--- START OF Working data ---

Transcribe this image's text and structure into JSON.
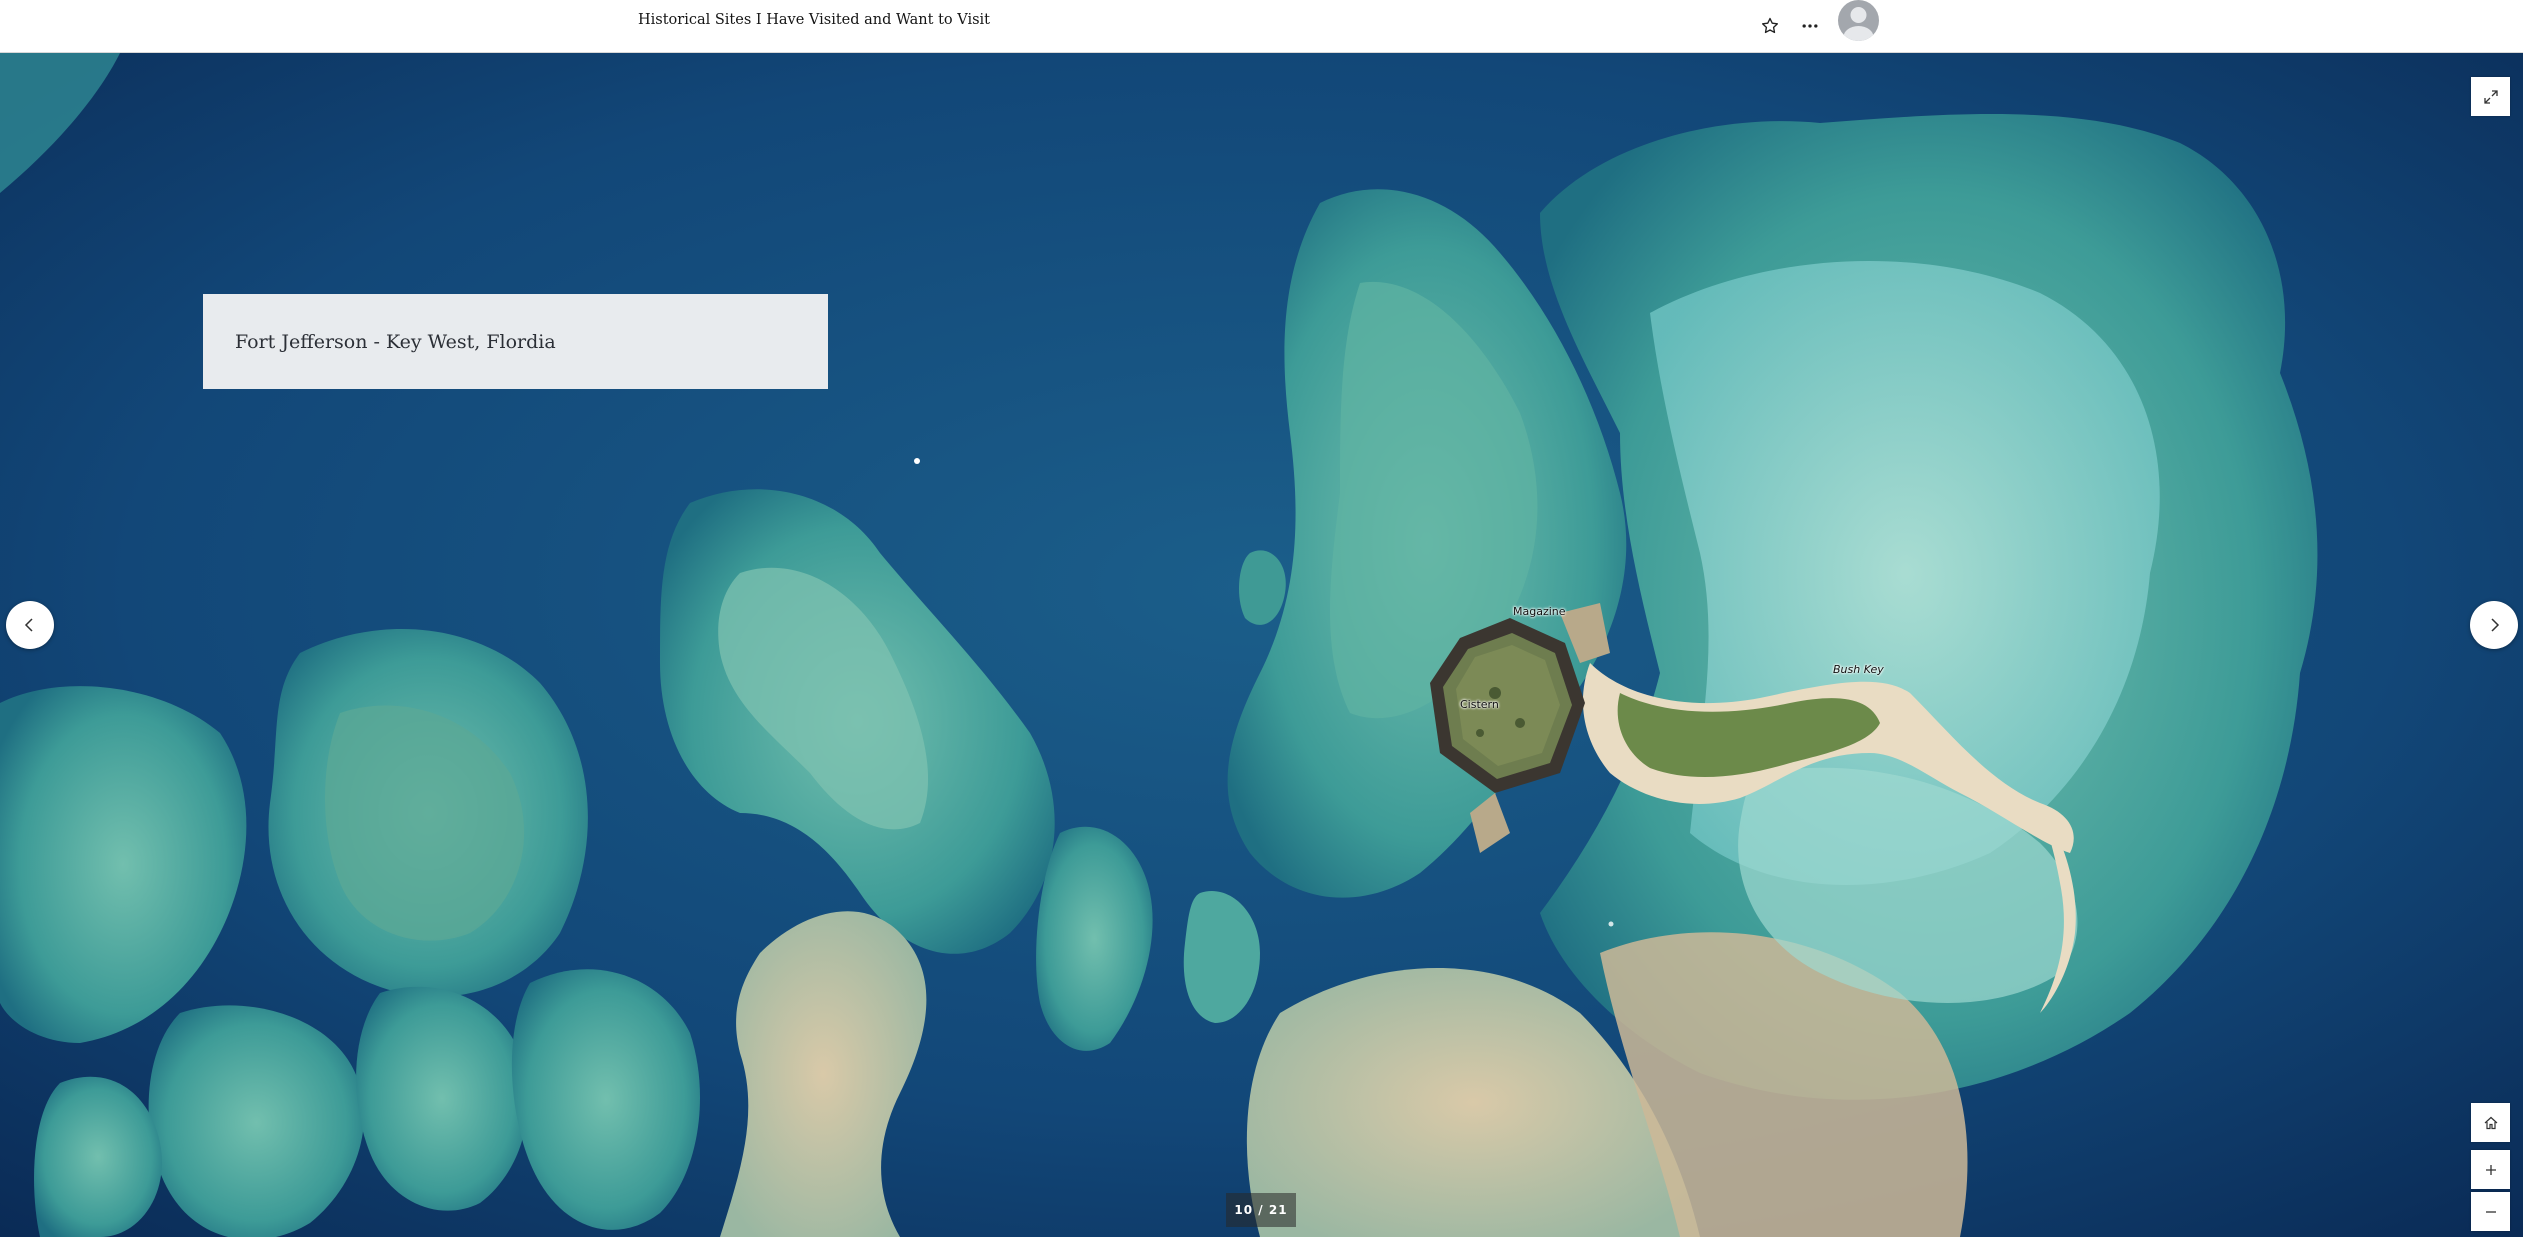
{
  "header": {
    "story_title": "Historical Sites I Have Visited and Want to Visit"
  },
  "icons": {
    "favorite": "star-icon",
    "more": "more-options-icon",
    "avatar": "user-avatar-icon",
    "fullscreen": "expand-icon",
    "home": "home-icon",
    "zoom_in": "plus-icon",
    "zoom_out": "minus-icon",
    "prev": "chevron-left-icon",
    "next": "chevron-right-icon"
  },
  "slide": {
    "title": "Fort Jefferson - Key West, Flordia"
  },
  "map_labels": {
    "magazine": "Magazine",
    "cistern": "Cistern",
    "bush_key": "Bush Key"
  },
  "counter": {
    "text": "10  /  21"
  },
  "colors": {
    "deep_water": "#0d3360",
    "reef": "#3fa6a4",
    "shallow": "#7cc9c4",
    "sand": "#e9dcc3",
    "vegetation": "#5e7a45"
  }
}
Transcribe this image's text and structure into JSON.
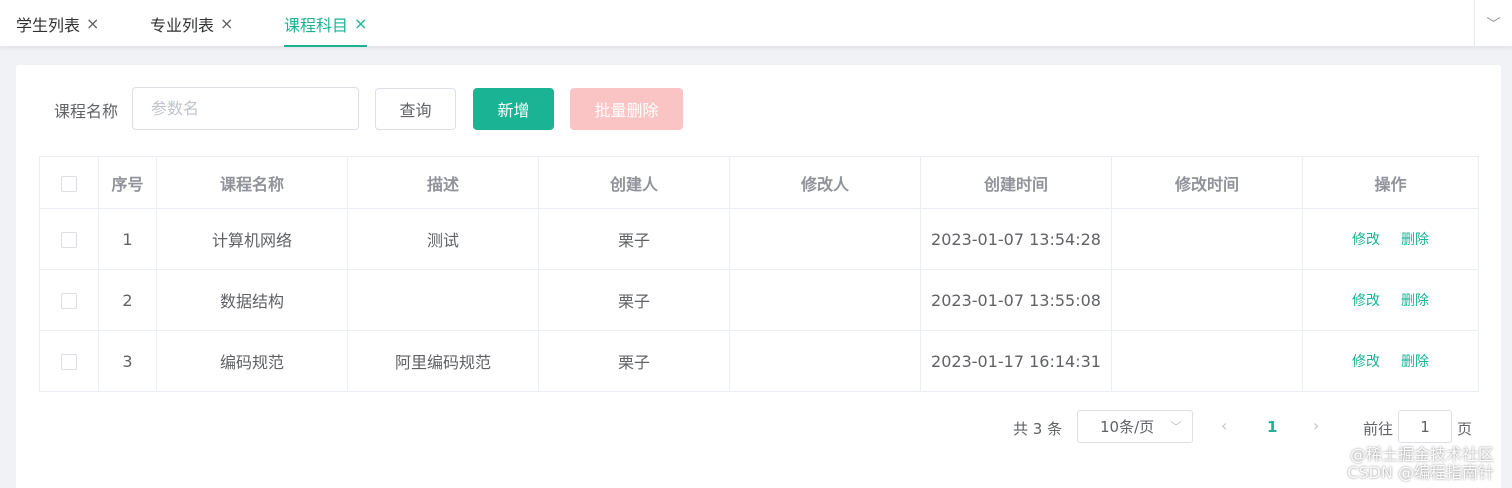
{
  "tabs": [
    {
      "label": "学生列表",
      "close": "×"
    },
    {
      "label": "专业列表",
      "close": "×"
    },
    {
      "label": "课程科目",
      "close": "×"
    }
  ],
  "tabs_more": "﹀",
  "toolbar": {
    "label": "课程名称",
    "search_placeholder": "参数名",
    "query_label": "查询",
    "add_label": "新增",
    "batch_delete_label": "批量删除"
  },
  "table": {
    "headers": [
      "序号",
      "课程名称",
      "描述",
      "创建人",
      "修改人",
      "创建时间",
      "修改时间",
      "操作"
    ],
    "rows": [
      {
        "index": "1",
        "name": "计算机网络",
        "desc": "测试",
        "creator": "栗子",
        "modifier": "",
        "created": "2023-01-07 13:54:28",
        "modified": "",
        "edit": "修改",
        "delete": "删除"
      },
      {
        "index": "2",
        "name": "数据结构",
        "desc": "",
        "creator": "栗子",
        "modifier": "",
        "created": "2023-01-07 13:55:08",
        "modified": "",
        "edit": "修改",
        "delete": "删除"
      },
      {
        "index": "3",
        "name": "编码规范",
        "desc": "阿里编码规范",
        "creator": "栗子",
        "modifier": "",
        "created": "2023-01-17 16:14:31",
        "modified": "",
        "edit": "修改",
        "delete": "删除"
      }
    ]
  },
  "pagination": {
    "total": "共 3 条",
    "page_size": "10条/页",
    "current_page": "1",
    "goto_label": "前往",
    "goto_value": "1",
    "page_suffix": "页"
  },
  "watermark": {
    "line1": "@稀土掘金技术社区",
    "line2": "CSDN @编程指南针"
  },
  "colors": {
    "accent": "#1ab394",
    "danger_disabled": "#fbc4c4"
  }
}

--- END OF Working data ---

_Problem description_
Go back to the records above and write them out exactly, without the pictures.

_Exercise response_
Transcribe this image's text and structure into JSON.
{
  "header": {
    "story_title": "Historical Sites I Have Visited and Want to Visit"
  },
  "icons": {
    "favorite": "star-icon",
    "more": "more-options-icon",
    "avatar": "user-avatar-icon",
    "fullscreen": "expand-icon",
    "home": "home-icon",
    "zoom_in": "plus-icon",
    "zoom_out": "minus-icon",
    "prev": "chevron-left-icon",
    "next": "chevron-right-icon"
  },
  "slide": {
    "title": "Fort Jefferson - Key West, Flordia"
  },
  "map_labels": {
    "magazine": "Magazine",
    "cistern": "Cistern",
    "bush_key": "Bush Key"
  },
  "counter": {
    "text": "10  /  21"
  },
  "colors": {
    "deep_water": "#0d3360",
    "reef": "#3fa6a4",
    "shallow": "#7cc9c4",
    "sand": "#e9dcc3",
    "vegetation": "#5e7a45"
  }
}
Transcribe this image's text and structure into JSON.
{
  "tabs": [
    {
      "label": "学生列表",
      "close": "×"
    },
    {
      "label": "专业列表",
      "close": "×"
    },
    {
      "label": "课程科目",
      "close": "×"
    }
  ],
  "tabs_more": "﹀",
  "toolbar": {
    "label": "课程名称",
    "search_placeholder": "参数名",
    "query_label": "查询",
    "add_label": "新增",
    "batch_delete_label": "批量删除"
  },
  "table": {
    "headers": [
      "序号",
      "课程名称",
      "描述",
      "创建人",
      "修改人",
      "创建时间",
      "修改时间",
      "操作"
    ],
    "rows": [
      {
        "index": "1",
        "name": "计算机网络",
        "desc": "测试",
        "creator": "栗子",
        "modifier": "",
        "created": "2023-01-07 13:54:28",
        "modified": "",
        "edit": "修改",
        "delete": "删除"
      },
      {
        "index": "2",
        "name": "数据结构",
        "desc": "",
        "creator": "栗子",
        "modifier": "",
        "created": "2023-01-07 13:55:08",
        "modified": "",
        "edit": "修改",
        "delete": "删除"
      },
      {
        "index": "3",
        "name": "编码规范",
        "desc": "阿里编码规范",
        "creator": "栗子",
        "modifier": "",
        "created": "2023-01-17 16:14:31",
        "modified": "",
        "edit": "修改",
        "delete": "删除"
      }
    ]
  },
  "pagination": {
    "total": "共 3 条",
    "page_size": "10条/页",
    "current_page": "1",
    "goto_label": "前往",
    "goto_value": "1",
    "page_suffix": "页"
  },
  "watermark": {
    "line1": "@稀土掘金技术社区",
    "line2": "CSDN @编程指南针"
  },
  "colors": {
    "accent": "#1ab394",
    "danger_disabled": "#fbc4c4"
  }
}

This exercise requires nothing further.